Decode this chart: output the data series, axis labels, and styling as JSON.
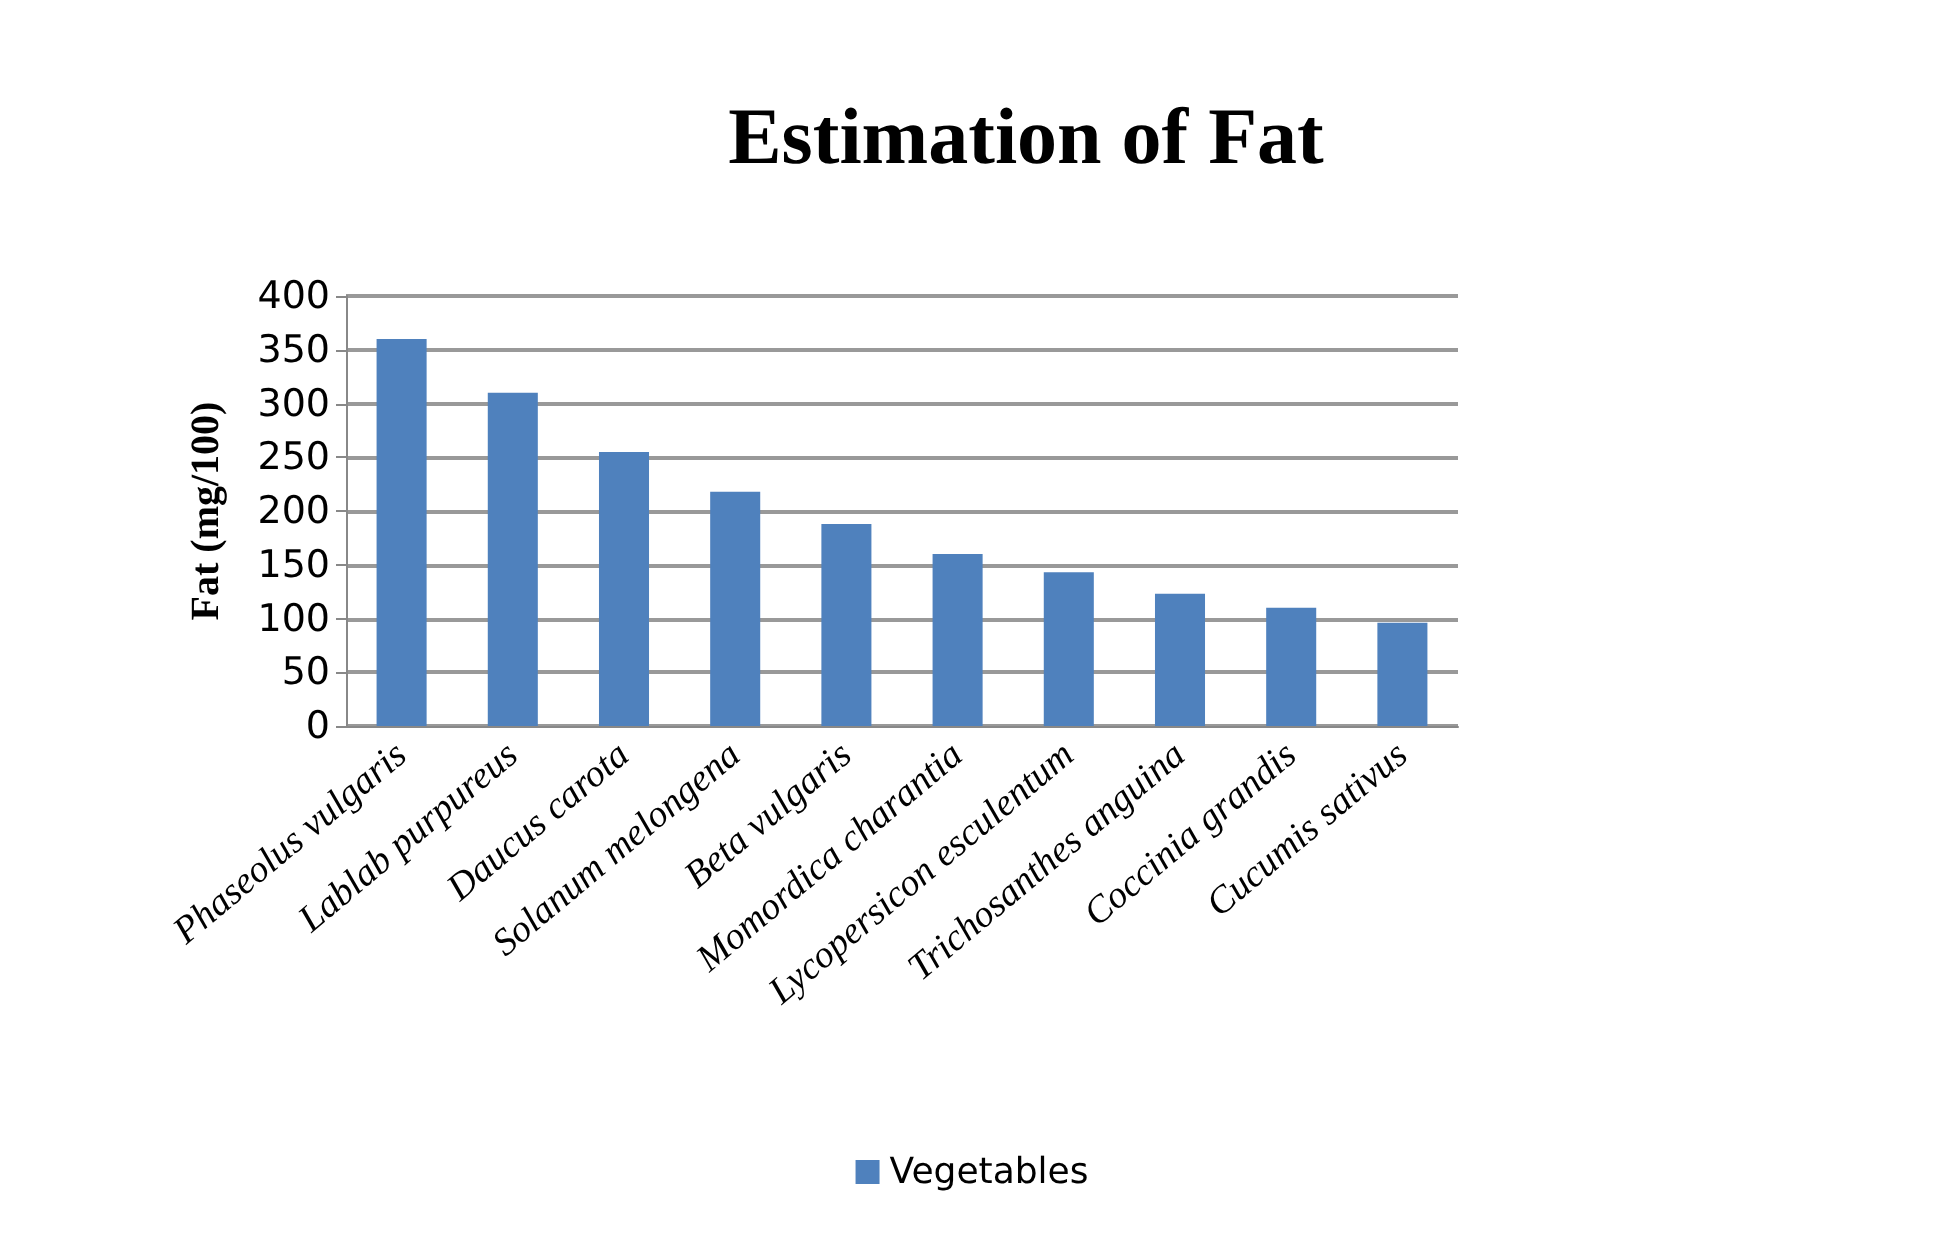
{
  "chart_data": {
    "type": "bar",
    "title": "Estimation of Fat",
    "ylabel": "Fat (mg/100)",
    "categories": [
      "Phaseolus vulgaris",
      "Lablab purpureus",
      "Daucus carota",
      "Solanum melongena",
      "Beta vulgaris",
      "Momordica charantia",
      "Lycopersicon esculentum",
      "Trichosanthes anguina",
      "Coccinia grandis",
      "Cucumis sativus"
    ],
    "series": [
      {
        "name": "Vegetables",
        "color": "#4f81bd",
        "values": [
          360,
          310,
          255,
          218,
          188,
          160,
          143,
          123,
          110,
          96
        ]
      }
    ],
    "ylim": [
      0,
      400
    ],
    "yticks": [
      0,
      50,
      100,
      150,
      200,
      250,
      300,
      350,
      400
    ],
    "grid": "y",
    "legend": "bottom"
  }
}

- - -

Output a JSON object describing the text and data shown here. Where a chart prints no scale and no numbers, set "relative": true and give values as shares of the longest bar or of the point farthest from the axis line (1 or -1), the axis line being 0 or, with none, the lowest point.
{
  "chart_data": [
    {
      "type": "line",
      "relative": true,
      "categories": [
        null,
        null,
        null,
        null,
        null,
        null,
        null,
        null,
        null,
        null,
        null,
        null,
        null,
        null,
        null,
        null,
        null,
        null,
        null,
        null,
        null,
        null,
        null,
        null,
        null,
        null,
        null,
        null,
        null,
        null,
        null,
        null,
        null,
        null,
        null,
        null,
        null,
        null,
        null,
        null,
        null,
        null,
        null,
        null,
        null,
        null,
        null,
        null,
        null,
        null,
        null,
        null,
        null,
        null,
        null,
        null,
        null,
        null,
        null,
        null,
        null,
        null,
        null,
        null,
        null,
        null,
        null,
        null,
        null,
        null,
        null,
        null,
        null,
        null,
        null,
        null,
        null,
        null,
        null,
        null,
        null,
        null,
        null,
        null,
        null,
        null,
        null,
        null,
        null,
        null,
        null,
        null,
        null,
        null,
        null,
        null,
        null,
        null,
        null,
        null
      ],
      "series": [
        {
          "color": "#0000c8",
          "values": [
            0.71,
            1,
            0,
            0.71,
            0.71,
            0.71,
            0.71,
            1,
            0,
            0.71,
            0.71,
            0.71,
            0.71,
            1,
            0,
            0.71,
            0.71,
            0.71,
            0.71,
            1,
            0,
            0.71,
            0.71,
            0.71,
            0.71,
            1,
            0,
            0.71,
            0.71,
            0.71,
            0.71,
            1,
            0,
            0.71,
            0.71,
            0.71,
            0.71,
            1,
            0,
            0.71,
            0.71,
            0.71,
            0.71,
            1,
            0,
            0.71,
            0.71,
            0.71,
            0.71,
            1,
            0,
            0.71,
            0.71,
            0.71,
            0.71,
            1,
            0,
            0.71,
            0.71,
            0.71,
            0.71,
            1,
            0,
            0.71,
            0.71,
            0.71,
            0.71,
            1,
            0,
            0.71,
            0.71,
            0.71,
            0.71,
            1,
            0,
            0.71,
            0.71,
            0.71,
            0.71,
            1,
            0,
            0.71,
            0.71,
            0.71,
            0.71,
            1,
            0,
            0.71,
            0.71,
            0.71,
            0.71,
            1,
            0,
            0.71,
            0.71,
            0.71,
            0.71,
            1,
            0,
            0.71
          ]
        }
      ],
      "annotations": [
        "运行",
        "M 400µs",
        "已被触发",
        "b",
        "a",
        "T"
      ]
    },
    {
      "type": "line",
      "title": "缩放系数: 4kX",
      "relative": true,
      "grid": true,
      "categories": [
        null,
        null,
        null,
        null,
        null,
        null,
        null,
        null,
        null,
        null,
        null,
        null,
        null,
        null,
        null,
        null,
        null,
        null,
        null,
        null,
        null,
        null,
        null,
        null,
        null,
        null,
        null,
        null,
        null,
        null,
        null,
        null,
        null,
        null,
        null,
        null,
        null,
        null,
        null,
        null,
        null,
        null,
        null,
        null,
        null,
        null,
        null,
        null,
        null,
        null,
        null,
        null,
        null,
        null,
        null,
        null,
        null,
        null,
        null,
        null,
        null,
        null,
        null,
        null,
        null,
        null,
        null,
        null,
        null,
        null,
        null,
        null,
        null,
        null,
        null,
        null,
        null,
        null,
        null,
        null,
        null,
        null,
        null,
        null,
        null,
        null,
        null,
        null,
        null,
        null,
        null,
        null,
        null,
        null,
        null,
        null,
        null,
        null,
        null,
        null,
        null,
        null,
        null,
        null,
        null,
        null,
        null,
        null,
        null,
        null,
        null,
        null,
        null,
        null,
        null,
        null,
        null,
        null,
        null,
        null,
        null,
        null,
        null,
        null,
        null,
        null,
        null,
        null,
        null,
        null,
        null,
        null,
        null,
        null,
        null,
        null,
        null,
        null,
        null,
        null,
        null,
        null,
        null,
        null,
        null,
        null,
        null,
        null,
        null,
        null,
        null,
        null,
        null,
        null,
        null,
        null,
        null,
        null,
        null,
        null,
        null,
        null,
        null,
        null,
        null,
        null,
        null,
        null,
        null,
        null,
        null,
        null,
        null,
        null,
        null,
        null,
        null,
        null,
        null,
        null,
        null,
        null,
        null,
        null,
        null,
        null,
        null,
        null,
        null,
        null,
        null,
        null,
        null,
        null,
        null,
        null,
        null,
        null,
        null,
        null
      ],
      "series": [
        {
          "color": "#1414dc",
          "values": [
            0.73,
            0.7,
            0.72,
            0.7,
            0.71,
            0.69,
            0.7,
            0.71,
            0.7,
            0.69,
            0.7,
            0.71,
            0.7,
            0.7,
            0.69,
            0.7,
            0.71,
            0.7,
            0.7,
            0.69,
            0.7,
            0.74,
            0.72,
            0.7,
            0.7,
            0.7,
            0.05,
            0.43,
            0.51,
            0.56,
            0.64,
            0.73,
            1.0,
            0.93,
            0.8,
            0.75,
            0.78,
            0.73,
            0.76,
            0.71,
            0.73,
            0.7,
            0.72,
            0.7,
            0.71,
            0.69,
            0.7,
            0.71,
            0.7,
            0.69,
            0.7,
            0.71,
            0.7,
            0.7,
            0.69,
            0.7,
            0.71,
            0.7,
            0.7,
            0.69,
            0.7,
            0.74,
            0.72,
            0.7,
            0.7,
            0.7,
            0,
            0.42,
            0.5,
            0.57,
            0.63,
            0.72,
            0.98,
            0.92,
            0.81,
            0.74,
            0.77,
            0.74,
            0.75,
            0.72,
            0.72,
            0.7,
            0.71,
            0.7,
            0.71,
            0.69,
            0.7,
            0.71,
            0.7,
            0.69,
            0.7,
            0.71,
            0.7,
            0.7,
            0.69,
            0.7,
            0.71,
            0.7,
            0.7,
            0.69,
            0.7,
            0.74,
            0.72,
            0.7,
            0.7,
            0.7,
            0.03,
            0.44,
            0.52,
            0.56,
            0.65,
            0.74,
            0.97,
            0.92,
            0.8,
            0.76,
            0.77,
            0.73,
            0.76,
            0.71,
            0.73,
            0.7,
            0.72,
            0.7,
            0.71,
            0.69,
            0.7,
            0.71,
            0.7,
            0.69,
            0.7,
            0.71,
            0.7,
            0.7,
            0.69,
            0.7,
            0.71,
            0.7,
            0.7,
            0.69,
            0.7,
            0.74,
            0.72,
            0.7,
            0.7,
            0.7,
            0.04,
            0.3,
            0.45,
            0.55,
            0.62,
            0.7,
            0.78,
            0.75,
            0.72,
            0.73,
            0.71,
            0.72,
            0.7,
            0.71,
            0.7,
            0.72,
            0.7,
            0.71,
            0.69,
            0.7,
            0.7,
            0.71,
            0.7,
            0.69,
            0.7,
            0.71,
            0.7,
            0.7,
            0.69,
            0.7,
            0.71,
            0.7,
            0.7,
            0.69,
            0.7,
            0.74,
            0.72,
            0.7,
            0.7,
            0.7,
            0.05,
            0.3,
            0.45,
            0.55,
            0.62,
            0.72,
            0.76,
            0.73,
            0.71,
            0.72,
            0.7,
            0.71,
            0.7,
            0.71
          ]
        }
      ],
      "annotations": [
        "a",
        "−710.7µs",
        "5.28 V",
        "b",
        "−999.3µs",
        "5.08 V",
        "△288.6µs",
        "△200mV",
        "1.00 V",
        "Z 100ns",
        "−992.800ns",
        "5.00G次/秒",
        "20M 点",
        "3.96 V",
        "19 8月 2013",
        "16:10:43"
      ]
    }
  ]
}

- - -

To be done. Find the string "color" in the entries above and return each line that holds it.

Complete answer.
        "color": "#4f81bd",
          "color": "#0000c8",
          "color": "#1414dc",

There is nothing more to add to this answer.